● **Task statement**:
Return every line of the material from its very start through the line containing "The manifold 78 is at (297, 345).", both ends included, copied word for word.

● **Provided data**:
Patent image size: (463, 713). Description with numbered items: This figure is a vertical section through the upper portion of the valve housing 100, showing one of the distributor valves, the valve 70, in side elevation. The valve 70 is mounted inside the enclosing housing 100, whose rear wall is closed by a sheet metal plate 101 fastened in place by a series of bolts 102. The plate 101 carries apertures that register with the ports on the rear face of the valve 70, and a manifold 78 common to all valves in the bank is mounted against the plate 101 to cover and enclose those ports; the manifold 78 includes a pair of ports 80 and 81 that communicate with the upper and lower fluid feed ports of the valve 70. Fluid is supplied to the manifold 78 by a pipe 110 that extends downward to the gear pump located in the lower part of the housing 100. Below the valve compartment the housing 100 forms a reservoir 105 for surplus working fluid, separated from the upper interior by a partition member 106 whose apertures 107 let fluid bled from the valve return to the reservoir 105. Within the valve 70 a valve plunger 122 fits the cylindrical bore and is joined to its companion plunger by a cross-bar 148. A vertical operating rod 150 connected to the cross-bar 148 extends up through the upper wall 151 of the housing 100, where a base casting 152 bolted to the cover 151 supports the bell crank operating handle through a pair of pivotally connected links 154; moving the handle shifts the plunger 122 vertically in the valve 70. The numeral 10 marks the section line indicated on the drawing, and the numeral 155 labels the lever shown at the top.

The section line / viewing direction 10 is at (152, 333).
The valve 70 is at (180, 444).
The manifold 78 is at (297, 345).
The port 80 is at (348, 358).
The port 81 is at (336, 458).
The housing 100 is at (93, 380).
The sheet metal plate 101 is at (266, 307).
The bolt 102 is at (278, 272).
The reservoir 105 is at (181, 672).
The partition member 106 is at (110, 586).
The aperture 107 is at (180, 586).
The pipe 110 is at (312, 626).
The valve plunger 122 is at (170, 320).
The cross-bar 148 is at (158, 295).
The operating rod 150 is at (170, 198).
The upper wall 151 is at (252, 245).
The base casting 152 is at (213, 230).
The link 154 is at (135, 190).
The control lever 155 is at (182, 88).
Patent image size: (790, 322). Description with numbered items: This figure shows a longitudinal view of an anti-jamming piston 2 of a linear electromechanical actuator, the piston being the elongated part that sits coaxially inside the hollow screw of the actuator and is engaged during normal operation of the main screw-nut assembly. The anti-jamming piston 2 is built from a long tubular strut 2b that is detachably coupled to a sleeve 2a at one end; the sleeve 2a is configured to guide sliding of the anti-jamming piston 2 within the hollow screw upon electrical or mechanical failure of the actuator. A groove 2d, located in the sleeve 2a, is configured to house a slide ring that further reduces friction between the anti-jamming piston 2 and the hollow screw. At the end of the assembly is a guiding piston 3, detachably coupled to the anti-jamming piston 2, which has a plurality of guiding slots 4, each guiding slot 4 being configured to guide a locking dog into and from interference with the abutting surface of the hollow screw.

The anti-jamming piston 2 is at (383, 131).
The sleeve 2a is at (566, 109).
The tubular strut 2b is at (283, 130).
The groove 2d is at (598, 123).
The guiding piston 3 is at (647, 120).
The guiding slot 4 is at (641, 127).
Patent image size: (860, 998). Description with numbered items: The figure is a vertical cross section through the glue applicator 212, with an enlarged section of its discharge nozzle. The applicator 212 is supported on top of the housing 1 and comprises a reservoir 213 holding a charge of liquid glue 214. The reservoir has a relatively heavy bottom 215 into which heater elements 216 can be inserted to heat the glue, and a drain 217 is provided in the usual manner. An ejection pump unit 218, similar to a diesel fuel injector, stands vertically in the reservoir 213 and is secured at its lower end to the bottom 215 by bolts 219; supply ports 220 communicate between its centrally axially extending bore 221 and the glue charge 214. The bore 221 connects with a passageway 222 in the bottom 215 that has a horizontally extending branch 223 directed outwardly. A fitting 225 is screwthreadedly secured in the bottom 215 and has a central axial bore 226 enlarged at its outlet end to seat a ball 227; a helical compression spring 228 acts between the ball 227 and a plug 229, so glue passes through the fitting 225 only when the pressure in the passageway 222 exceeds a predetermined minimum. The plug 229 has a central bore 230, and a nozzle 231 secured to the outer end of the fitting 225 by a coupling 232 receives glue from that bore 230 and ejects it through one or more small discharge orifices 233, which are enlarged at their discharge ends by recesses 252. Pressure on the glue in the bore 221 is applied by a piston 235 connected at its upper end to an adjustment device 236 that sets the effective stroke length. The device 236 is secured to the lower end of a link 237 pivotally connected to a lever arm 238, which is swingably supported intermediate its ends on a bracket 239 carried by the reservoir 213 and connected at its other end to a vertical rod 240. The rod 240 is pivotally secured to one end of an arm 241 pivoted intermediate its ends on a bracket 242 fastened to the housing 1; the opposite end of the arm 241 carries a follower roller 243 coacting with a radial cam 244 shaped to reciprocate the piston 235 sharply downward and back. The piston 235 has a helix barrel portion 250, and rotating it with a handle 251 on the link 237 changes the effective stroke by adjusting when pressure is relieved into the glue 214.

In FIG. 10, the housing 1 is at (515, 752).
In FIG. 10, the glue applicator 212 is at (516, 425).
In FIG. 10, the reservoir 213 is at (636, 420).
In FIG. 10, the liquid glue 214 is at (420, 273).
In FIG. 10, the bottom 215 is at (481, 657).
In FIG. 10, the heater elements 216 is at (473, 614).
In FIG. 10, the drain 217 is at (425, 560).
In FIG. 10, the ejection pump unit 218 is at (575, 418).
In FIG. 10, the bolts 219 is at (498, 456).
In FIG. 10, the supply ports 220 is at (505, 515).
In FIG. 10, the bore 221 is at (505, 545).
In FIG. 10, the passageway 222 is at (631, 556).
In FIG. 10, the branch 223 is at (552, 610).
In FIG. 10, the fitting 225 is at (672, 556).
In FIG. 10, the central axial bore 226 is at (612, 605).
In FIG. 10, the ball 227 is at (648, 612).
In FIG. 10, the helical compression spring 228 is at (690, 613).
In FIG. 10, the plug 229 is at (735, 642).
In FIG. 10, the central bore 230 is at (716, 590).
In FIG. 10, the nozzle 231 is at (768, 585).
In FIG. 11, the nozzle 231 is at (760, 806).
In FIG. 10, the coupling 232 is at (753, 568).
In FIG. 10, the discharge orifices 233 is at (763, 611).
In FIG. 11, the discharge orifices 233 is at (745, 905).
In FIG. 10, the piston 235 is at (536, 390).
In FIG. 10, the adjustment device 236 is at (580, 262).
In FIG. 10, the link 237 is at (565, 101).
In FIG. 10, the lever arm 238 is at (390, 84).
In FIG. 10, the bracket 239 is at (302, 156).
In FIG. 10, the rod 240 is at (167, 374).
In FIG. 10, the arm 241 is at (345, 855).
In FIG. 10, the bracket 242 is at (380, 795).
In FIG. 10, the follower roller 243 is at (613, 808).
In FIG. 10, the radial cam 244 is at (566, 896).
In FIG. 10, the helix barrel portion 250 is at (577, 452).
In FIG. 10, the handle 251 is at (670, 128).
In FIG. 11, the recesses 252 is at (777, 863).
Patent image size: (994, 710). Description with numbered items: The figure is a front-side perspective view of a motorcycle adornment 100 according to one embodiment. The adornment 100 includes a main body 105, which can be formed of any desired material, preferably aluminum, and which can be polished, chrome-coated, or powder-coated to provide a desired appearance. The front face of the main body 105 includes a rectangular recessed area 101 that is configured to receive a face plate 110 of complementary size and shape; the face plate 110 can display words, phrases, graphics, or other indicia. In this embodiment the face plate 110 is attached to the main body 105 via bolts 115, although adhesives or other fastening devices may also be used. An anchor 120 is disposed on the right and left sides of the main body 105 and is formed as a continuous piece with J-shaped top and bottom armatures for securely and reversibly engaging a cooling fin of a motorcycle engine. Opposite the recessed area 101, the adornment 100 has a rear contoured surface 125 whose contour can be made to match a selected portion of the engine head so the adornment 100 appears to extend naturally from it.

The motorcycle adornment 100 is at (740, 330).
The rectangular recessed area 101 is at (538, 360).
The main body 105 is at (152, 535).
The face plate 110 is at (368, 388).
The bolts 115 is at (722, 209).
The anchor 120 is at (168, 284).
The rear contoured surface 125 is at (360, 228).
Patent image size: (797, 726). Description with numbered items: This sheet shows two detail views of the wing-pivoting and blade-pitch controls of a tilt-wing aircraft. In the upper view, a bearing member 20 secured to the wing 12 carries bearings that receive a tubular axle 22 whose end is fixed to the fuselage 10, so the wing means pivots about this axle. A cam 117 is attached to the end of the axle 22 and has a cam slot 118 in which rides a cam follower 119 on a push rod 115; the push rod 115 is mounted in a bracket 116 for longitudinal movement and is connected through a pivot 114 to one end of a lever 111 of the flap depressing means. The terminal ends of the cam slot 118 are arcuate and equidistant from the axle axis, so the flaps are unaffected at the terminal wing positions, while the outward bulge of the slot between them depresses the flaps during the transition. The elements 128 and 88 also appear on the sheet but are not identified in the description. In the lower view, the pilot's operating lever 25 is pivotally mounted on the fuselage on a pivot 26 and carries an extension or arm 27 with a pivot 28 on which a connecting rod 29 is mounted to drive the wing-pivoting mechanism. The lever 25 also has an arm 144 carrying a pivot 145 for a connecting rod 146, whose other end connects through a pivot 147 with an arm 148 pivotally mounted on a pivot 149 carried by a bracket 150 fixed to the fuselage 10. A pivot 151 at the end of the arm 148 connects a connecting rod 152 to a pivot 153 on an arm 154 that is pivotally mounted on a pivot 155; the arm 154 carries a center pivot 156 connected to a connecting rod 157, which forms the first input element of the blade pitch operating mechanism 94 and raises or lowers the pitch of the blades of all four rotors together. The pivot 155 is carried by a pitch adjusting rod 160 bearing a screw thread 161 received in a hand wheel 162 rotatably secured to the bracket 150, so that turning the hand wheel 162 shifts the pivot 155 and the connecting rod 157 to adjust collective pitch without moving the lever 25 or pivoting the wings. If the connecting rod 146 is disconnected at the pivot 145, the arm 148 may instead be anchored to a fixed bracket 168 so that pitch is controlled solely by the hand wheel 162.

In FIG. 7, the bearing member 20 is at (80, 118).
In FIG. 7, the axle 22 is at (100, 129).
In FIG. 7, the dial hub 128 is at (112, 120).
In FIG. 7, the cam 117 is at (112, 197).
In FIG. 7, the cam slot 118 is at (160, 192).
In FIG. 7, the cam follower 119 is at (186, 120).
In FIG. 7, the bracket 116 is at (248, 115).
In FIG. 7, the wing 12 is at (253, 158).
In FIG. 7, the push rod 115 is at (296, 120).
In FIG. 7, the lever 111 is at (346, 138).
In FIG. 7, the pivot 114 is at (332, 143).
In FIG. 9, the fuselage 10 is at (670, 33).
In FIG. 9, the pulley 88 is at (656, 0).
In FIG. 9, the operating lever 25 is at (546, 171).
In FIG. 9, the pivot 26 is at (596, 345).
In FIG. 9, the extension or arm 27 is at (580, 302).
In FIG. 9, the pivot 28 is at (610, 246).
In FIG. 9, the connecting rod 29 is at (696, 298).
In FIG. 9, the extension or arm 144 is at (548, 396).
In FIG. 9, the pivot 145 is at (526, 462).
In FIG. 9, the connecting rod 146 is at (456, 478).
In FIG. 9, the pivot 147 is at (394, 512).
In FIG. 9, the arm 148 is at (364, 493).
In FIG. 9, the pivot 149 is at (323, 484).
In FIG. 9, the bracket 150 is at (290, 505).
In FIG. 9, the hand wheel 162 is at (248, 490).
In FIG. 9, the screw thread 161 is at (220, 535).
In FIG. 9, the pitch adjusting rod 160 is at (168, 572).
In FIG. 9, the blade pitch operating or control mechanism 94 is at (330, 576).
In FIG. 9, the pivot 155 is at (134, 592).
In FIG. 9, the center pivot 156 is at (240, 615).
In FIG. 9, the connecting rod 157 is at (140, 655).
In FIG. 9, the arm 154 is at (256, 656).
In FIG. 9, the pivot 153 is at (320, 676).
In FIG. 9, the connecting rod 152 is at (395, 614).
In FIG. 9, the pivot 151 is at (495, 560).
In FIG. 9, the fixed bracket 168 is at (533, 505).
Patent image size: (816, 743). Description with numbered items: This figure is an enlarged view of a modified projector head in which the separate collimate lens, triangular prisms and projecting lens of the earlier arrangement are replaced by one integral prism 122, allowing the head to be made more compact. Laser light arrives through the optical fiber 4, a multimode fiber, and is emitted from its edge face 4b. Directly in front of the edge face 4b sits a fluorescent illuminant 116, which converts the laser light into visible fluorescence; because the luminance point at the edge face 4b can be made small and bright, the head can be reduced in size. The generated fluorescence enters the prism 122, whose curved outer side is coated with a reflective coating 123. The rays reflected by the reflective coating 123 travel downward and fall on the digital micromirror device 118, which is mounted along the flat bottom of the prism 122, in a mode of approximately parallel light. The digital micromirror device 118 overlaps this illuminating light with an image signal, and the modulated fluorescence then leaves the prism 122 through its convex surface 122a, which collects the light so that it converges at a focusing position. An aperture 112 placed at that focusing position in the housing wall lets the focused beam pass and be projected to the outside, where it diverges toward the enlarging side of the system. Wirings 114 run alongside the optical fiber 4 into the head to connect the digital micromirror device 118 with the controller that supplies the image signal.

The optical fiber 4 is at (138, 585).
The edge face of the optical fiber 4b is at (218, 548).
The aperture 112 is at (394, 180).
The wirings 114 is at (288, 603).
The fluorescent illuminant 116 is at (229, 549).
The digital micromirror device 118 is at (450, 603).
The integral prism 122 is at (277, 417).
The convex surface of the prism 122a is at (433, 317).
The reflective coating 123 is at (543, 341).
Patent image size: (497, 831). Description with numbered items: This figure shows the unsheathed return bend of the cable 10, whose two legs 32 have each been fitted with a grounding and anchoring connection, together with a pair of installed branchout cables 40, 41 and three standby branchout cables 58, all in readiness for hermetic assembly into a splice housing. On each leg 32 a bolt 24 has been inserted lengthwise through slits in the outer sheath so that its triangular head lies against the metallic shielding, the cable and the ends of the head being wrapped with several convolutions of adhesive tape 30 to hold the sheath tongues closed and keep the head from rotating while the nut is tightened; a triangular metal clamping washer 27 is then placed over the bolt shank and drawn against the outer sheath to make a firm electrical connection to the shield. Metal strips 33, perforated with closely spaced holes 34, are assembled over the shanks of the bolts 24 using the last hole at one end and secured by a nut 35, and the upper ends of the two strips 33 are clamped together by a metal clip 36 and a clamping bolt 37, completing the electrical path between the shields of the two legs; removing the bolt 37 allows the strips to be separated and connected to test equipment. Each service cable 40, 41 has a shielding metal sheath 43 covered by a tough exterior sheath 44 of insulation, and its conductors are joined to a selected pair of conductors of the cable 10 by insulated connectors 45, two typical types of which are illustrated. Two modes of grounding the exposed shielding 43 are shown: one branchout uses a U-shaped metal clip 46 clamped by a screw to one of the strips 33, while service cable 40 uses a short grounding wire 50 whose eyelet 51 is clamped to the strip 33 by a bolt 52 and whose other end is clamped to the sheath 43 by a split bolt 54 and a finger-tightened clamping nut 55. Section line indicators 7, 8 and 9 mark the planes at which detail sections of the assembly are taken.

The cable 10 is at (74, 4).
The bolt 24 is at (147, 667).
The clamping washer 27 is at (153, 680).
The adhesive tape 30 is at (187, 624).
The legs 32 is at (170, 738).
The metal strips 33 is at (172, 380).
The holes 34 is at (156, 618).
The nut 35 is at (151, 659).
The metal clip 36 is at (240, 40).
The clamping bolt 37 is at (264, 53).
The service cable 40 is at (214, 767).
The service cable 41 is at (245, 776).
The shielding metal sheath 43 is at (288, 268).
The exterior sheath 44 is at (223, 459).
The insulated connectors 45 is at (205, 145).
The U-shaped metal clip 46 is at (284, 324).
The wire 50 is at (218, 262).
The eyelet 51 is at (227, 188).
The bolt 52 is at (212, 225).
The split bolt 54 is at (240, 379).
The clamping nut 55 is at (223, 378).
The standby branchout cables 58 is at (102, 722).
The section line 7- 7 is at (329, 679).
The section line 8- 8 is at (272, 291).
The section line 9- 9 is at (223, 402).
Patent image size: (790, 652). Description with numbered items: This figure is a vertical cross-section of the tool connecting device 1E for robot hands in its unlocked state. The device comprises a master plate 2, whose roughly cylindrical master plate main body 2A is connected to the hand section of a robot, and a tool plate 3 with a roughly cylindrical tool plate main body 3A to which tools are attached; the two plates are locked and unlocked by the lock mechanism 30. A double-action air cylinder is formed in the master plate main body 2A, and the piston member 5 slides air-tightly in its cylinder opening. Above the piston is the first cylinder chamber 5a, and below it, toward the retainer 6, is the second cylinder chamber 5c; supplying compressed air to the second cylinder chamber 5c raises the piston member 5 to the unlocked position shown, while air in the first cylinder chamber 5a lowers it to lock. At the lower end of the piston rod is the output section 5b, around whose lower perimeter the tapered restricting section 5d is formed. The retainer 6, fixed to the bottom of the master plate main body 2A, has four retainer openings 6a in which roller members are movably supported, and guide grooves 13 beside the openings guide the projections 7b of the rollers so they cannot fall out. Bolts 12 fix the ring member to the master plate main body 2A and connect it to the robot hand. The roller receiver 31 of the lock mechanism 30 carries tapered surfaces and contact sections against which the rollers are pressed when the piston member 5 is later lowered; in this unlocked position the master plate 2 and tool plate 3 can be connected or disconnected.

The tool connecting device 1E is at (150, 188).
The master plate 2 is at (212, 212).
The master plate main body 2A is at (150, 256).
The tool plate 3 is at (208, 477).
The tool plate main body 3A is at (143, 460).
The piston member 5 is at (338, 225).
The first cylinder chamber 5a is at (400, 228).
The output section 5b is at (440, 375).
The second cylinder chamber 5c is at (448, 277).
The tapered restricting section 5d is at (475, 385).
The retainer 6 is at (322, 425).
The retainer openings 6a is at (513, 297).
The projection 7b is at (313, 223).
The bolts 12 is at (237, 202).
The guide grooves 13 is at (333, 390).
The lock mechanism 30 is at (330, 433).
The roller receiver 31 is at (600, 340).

● **Exercise output**:
Patent image size: (463, 713). Description with numbered items: This figure is a vertical section through the upper portion of the valve housing 100, showing one of the distributor valves, the valve 70, in side elevation. The valve 70 is mounted inside the enclosing housing 100, whose rear wall is closed by a sheet metal plate 101 fastened in place by a series of bolts 102. The plate 101 carries apertures that register with the ports on the rear face of the valve 70, and a manifold 78 common to all valves in the bank is mounted against the plate 101 to cover and enclose those ports; the manifold 78 includes a pair of ports 80 and 81 that communicate with the upper and lower fluid feed ports of the valve 70. Fluid is supplied to the manifold 78 by a pipe 110 that extends downward to the gear pump located in the lower part of the housing 100. Below the valve compartment the housing 100 forms a reservoir 105 for surplus working fluid, separated from the upper interior by a partition member 106 whose apertures 107 let fluid bled from the valve return to the reservoir 105. Within the valve 70 a valve plunger 122 fits the cylindrical bore and is joined to its companion plunger by a cross-bar 148. A vertical operating rod 150 connected to the cross-bar 148 extends up through the upper wall 151 of the housing 100, where a base casting 152 bolted to the cover 151 supports the bell crank operating handle through a pair of pivotally connected links 154; moving the handle shifts the plunger 122 vertically in the valve 70. The numeral 10 marks the section line indicated on the drawing, and the numeral 155 labels the lever shown at the top.

The section line / viewing direction 10 is at (152, 333).
The valve 70 is at (180, 444).
The manifold 78 is at (297, 345).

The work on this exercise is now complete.